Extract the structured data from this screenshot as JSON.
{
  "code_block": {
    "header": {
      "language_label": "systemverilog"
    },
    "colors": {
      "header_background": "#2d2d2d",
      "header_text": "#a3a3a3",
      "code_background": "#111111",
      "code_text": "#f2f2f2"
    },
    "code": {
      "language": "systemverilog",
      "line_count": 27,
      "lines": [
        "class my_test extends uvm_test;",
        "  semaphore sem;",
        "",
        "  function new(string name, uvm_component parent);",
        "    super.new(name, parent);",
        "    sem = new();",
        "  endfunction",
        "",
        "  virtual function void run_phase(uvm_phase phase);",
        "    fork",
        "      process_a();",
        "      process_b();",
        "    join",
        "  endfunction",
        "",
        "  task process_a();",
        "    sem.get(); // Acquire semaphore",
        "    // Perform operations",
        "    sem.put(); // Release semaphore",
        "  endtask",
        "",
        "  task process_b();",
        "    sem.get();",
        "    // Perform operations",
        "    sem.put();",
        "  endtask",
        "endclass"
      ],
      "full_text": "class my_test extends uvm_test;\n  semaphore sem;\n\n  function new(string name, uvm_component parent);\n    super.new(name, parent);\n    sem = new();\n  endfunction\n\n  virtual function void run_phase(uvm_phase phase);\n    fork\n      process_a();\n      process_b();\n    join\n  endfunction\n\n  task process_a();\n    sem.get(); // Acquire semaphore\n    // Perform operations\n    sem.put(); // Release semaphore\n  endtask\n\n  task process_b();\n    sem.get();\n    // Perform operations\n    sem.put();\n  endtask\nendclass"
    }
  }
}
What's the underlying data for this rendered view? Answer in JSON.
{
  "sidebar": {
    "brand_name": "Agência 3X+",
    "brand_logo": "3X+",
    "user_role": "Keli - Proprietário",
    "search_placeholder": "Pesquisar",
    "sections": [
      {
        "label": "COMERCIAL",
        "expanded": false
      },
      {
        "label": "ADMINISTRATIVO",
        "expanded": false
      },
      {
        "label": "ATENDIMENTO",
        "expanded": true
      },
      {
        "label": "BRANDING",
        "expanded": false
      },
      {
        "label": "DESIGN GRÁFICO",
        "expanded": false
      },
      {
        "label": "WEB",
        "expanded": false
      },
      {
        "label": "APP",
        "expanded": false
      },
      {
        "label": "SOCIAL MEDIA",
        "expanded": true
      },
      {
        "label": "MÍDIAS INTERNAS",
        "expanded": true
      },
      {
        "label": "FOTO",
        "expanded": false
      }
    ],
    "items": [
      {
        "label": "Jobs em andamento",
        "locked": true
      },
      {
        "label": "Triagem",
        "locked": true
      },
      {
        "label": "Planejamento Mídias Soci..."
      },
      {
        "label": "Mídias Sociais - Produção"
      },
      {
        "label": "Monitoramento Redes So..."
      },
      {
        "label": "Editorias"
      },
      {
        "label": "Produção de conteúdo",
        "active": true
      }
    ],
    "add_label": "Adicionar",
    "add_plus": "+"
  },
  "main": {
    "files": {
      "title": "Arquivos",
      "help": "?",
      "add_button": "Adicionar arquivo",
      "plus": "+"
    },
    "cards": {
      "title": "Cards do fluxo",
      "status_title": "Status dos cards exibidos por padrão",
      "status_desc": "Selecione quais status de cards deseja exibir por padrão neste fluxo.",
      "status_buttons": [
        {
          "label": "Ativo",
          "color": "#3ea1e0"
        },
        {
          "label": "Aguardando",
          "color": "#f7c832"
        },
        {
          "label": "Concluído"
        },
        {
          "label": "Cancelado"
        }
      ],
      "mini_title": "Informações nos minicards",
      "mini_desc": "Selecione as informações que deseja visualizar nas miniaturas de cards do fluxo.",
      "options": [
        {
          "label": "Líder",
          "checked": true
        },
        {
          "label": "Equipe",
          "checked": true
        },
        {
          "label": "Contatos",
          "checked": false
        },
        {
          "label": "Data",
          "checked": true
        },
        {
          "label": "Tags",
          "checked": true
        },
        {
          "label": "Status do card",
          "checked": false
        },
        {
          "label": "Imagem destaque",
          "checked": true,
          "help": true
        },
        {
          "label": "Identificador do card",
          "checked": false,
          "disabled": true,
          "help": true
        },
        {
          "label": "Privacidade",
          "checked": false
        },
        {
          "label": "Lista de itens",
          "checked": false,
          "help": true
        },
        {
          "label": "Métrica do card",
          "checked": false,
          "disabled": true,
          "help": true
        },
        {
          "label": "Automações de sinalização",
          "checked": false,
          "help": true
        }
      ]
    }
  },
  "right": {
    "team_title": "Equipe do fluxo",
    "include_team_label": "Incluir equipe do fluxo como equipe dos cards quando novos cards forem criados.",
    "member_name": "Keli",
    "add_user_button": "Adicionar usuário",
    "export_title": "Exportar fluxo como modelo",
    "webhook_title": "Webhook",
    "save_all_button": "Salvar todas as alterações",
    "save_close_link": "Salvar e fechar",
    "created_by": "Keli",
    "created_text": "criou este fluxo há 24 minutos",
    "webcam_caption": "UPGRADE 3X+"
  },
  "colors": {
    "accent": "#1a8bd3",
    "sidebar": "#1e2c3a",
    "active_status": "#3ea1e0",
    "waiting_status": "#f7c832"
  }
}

+ + +

Work out the count of lines containing the word "this", then write only that count.

WRITTEN SOLUTION – 2